On dit que ce sont de drôles de gens, des gens froids. Qu'ils détiennent toutes les dettes de Londres. Qu'ils sont très riches. Qu'il ne faut jamais leur faire confiance.

Eux, ce sont les Ferrayor. En ce début du dernier quart du XIXème siècle, ils sont depuis plusieurs générations déjà les propriétaires du Grand Dépotoir, gigantesque territoire jonché de tonnes et de tonnes de déchets, de montagnes de rebuts, dont ils sont les intendants et les gouverneurs. Ils sont "les souverains de la pourriture et de la moisissure, les nababs de la putréfaction", empereurs d'un cloaque qui a fait leur fortune et leur a valu la haine séculaire de leurs lointains voisins, les habitants de Forlichingham (ou Filching), faubourg pauvre de Londres.

Leur royaume n'est indiqué sur aucune carte, no man's land hérissé de débris hétéroclites où trône le Château, demeure disproportionnée elle-même constituée de matériaux de récupération, de parties de bâtiments de Londres transportés puis reconstruits lors de rachats de terrains, pour former un amalgame de salles de bal, de cuisines, de chambres et de couloirs auxquels on accède par des myriades d'escaliers disparates, aux toits hérissés de multitudes de cheminées. Un univers nauséabond de poussière et de noirceur, la faible lumière d'un dehors grisâtre ne passant plus par les fenêtres aux vitres noircies…

C'est là que vit Clodius Ferrayor, surnommé Clod, l'un des petits-fils du patriarche Umbbit qui règne sur cette dynastie. Clod est orphelin, la mort de sa mère à sa naissance -suivie de peu du décès d'un père au coeur fragile- lui ayant valu la rancoeur éternelle de sa grand-mère maternelle. Les Ferrayor formant un clan, avec sa pléthore de tantes, oncles, cousins et cousines, pour lequel la pureté du sang compte plus que tout. Pour autant, aucune affection ne semble les unir, seuls importent le maintien du rang et de la lignée, dans le respect des règles rigides ordonnant les unions, et la place de chacun dans une hiérarchie rigoureusement définie. Ainsi, lorsqu'il aura atteint l'âge de seize ans, qui approche à grands pas, Clod sera autorisé à remplacer ses culottes courtes par un solennel pantalon de velours, et devra épouser sa cousine Pinalippy, grande brute à moustache dont l'un des plus grands plaisirs consiste à pincer les tétons des garçons. Ce qui, comme on peut s'en douter, ne l'enchante guère… Il faut dire que Clod est un peu différent des autres Ferrayor, à l'instar de son cousin Tummis, son meilleur ami, qui affectionne les animaux et est tombé amoureux (scandale !) de sa promise, la douce et gentille Ormilly. Après avoir fait résonner les couloirs du château de ses interminables pleurs de bébé, il est devenu un enfant maladif, peu aventureux, sensible, et une proie facile pour sa brute de cousin Moorcus, vigoureux garçon cruel et autoritaire semant la terreur parmi les jeunes Ferrayor les plus faibles qu'il persécute. Mais surtout Clod a un don : il entend la voix des objets. Précisons que les objets occupent une place très particulière chez les Ferrayor. A sa naissance, chacun s'en voit attribuer un dont il devient inséparable, avec lequel il entretient toute sa vie un rapport fusionnel et interdépendant. Pour Clod, cet objet est une bonde. Une bonde nommée James Henry Hayward. Car ce qu'entend Clod dans les murmures des choses, ce sont des patronymes inlassablement répétés, formant une cacophonie permanente et parfois insoutenable pour le garçon.

> Données affichées
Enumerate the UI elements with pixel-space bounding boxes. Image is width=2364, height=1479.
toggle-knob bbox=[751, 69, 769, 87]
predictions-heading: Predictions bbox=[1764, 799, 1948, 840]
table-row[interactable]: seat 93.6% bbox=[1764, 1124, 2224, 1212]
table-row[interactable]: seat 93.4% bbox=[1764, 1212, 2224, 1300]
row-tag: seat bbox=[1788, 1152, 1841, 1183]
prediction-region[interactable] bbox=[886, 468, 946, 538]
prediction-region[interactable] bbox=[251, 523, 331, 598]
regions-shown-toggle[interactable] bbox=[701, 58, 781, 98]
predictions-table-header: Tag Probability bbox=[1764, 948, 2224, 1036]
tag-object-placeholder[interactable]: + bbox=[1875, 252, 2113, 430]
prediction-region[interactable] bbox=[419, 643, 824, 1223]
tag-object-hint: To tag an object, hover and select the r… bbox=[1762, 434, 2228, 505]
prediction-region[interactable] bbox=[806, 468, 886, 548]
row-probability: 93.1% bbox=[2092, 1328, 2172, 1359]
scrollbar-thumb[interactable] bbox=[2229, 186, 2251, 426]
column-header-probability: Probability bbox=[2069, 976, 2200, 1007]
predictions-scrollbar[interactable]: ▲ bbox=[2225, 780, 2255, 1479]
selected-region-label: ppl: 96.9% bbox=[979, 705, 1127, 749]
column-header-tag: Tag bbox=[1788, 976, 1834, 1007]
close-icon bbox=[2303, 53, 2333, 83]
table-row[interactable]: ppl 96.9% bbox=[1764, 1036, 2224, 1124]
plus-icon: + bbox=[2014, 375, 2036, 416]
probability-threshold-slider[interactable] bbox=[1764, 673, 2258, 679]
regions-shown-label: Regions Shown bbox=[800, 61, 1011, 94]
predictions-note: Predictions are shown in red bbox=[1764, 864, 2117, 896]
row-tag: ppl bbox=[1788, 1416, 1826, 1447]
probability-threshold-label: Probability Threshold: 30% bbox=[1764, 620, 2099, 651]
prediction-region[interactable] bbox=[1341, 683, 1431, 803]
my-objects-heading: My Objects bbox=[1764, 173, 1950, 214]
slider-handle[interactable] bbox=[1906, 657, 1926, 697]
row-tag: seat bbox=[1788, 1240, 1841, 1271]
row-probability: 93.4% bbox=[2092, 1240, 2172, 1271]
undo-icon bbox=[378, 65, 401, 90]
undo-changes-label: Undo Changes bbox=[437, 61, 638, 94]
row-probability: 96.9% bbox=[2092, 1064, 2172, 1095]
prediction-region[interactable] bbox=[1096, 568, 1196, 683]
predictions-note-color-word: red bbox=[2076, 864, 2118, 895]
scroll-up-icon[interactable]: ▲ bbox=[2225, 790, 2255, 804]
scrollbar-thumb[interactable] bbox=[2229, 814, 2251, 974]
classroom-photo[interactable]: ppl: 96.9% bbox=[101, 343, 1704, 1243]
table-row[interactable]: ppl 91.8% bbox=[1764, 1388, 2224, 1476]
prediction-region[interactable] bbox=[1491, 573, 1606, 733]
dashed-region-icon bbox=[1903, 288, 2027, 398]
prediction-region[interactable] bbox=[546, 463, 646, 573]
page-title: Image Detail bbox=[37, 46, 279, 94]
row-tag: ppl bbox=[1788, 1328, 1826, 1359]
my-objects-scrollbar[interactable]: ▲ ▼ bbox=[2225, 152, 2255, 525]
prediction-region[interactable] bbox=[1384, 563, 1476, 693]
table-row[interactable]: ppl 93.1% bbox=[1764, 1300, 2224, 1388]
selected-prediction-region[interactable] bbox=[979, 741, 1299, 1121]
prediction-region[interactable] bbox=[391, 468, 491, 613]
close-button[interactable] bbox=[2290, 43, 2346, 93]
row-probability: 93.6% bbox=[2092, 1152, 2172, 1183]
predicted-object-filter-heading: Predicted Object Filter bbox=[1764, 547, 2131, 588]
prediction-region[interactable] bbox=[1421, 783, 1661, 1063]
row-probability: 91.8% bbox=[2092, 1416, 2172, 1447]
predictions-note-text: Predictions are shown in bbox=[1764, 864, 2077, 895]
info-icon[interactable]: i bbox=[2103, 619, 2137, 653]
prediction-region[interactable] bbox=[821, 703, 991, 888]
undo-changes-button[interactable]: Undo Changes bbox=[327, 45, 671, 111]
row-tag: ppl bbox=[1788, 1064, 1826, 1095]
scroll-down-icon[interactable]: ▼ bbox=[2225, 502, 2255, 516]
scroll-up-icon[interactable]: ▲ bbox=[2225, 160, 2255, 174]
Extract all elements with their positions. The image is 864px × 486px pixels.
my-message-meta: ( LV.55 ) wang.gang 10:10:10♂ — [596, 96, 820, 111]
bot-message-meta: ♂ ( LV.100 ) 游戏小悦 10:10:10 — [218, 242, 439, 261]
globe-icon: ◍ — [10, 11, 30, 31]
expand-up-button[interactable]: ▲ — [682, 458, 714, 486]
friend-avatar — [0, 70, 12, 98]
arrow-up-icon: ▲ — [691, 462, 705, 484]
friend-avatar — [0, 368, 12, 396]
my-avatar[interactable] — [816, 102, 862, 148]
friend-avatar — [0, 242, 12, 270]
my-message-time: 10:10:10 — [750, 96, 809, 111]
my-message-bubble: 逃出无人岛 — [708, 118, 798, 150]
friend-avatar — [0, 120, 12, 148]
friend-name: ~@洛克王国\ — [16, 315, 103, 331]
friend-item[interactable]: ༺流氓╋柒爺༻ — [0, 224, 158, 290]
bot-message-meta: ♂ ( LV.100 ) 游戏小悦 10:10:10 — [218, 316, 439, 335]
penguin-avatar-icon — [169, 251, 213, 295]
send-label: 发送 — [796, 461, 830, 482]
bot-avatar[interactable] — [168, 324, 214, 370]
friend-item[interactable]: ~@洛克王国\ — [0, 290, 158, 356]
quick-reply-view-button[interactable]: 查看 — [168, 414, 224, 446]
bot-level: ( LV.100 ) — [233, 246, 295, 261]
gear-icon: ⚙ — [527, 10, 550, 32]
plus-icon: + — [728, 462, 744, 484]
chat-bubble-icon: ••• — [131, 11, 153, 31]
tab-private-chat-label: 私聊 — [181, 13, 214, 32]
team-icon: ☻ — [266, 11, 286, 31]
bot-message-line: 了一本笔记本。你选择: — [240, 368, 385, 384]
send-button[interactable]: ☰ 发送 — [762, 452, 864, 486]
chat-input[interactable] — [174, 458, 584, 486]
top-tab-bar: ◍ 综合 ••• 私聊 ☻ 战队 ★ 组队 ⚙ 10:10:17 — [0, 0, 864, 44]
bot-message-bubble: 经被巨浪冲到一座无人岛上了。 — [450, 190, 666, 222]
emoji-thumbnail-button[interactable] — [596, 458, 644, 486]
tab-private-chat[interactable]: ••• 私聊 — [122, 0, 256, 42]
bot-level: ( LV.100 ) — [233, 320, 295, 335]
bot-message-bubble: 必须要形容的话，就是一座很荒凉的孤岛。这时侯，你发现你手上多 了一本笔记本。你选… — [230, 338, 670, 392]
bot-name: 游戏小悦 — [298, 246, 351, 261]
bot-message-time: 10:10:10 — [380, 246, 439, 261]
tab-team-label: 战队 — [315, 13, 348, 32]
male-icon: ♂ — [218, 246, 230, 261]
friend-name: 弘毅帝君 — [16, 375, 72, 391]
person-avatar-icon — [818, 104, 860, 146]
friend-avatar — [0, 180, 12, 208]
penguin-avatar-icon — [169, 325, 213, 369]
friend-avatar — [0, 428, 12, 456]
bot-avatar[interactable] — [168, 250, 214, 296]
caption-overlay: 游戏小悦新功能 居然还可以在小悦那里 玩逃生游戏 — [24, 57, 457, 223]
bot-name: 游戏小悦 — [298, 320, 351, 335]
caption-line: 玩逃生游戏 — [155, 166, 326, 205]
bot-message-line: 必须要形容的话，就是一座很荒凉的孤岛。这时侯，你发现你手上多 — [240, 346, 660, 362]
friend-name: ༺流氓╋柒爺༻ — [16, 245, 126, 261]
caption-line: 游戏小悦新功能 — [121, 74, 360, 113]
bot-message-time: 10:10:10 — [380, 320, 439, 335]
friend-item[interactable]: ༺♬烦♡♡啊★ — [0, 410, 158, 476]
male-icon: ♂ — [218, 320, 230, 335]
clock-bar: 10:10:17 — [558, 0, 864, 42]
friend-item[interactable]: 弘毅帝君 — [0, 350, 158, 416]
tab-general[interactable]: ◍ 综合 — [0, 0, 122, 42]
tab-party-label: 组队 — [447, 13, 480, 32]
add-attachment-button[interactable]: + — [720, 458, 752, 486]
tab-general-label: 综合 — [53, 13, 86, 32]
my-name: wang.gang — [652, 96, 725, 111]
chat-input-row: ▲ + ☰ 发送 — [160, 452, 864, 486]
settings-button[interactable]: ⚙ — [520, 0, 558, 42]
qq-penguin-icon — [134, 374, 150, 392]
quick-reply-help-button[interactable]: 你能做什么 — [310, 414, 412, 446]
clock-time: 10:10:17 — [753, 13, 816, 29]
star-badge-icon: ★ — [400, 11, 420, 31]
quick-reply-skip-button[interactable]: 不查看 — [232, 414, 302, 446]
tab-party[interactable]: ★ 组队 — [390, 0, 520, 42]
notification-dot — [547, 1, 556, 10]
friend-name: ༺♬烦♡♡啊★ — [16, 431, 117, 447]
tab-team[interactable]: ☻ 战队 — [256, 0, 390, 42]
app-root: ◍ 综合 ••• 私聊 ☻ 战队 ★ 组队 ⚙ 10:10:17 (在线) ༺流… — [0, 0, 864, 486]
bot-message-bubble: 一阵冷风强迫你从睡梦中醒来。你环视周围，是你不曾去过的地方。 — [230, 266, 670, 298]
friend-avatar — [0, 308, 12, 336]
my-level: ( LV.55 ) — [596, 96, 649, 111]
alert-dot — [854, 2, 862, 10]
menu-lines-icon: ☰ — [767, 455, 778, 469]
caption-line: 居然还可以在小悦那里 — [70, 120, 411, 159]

> Consignes
1 – Répondez à ces questions d'après le texte fourni :
(a) Sous quel autre nom le faubourg de Forlichingham est-il désigné ?
(b) Qui Clod devra-t-il épouser à seize ans ?
(c) Quel objet a été attribué à Clod à sa naissance ?
2 – Extrayez du texte fourni le passage qui commence par « On dit que ce » et se poursuit jusqu'à « pauvre de Londres. ».

> Réponses
1 –
(a) Filching.
(b) Sa cousine Pinalippy.
(c) Une bonde nommée James Henry Hayward.

2 –
On dit que ce sont de drôles de gens, des gens froids. Qu'ils détiennent toutes les dettes de Londres. Qu'ils sont très riches. Qu'il ne faut jamais leur faire confiance.

Eux, ce sont les Ferrayor. En ce début du dernier quart du XIXème siècle, ils sont depuis plusieurs générations déjà les propriétaires du Grand Dépotoir, gigantesque territoire jonché de tonnes et de tonnes de déchets, de montagnes de rebuts, dont ils sont les intendants et les gouverneurs. Ils sont "les souverains de la pourriture et de la moisissure, les nababs de la putréfaction", empereurs d'un cloaque qui a fait leur fortune et leur a valu la haine séculaire de leurs lointains voisins, les habitants de Forlichingham (ou Filching), faubourg pauvre de Londres.